The problem:
Copy out all of the material, matching it word for word.

---*---

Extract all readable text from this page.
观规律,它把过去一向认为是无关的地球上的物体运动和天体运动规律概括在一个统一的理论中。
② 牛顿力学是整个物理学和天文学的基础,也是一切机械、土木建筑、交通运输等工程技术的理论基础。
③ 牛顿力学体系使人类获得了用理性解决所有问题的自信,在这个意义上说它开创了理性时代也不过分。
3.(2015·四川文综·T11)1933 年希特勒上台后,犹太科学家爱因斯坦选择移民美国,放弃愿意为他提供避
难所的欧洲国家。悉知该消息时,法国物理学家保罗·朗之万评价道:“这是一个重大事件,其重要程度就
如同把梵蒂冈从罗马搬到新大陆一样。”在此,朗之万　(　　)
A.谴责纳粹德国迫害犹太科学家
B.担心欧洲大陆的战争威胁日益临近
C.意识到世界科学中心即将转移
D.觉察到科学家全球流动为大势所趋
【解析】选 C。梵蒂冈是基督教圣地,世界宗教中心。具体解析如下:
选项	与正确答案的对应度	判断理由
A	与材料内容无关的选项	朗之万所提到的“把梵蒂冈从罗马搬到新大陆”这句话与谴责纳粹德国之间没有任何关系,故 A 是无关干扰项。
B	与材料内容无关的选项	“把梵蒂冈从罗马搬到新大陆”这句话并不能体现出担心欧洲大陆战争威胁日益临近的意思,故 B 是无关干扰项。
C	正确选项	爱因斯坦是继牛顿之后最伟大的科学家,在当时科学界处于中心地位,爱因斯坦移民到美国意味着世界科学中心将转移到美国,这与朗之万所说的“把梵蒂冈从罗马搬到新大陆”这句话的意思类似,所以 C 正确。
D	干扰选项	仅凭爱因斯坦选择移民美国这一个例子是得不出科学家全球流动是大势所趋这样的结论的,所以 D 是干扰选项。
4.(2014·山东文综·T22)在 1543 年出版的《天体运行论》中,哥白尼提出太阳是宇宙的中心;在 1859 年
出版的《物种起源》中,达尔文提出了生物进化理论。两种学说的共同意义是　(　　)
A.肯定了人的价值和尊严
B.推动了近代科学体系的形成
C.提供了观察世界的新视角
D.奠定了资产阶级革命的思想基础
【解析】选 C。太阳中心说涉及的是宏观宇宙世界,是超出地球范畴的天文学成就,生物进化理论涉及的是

---*---

Task response:
Extract all readable text from this page.
观规律,它把过去一向认为是无关的地球上的物体运动和天体运动规律概括在一个统一的理论中。
② 牛顿力学是整个物理学和天文学的基础,也是一切机械、土木建筑、交通运输等工程技术的理论基础。
③ 牛顿力学体系使人类获得了用理性解决所有问题的自信,在这个意义上说它开创了理性时代也不过分。
3.(2015·四川文综·T11)1933 年希特勒上台后,犹太科学家爱因斯坦选择移民美国,放弃愿意为他提供避
难所的欧洲国家。悉知该消息时,法国物理学家保罗·朗之万评价道:“这是一个重大事件,其重要程度就
如同把梵蒂冈从罗马搬到新大陆一样。”在此,朗之万　(　　)
A.谴责纳粹德国迫害犹太科学家
B.担心欧洲大陆的战争威胁日益临近
C.意识到世界科学中心即将转移
D.觉察到科学家全球流动为大势所趋
【解析】选 C。梵蒂冈是基督教圣地,世界宗教中心。具体解析如下:
选项	与正确答案的对应度	判断理由
A	与材料内容无关的选项	朗之万所提到的“把梵蒂冈从罗马搬到新大陆”这句话与谴责纳粹德国之间没有任何关系,故 A 是无关干扰项。
B	与材料内容无关的选项	“把梵蒂冈从罗马搬到新大陆”这句话并不能体现出担心欧洲大陆战争威胁日益临近的意思,故 B 是无关干扰项。
C	正确选项	爱因斯坦是继牛顿之后最伟大的科学家,在当时科学界处于中心地位,爱因斯坦移民到美国意味着世界科学中心将转移到美国,这与朗之万所说的“把梵蒂冈从罗马搬到新大陆”这句话的意思类似,所以 C 正确。
D	干扰选项	仅凭爱因斯坦选择移民美国这一个例子是得不出科学家全球流动是大势所趋这样的结论的,所以 D 是干扰选项。
4.(2014·山东文综·T22)在 1543 年出版的《天体运行论》中,哥白尼提出太阳是宇宙的中心;在 1859 年
出版的《物种起源》中,达尔文提出了生物进化理论。两种学说的共同意义是　(　　)
A.肯定了人的价值和尊严
B.推动了近代科学体系的形成
C.提供了观察世界的新视角
D.奠定了资产阶级革命的思想基础
【解析】选 C。太阳中心说涉及的是宏观宇宙世界,是超出地球范畴的天文学成就,生物进化理论涉及的是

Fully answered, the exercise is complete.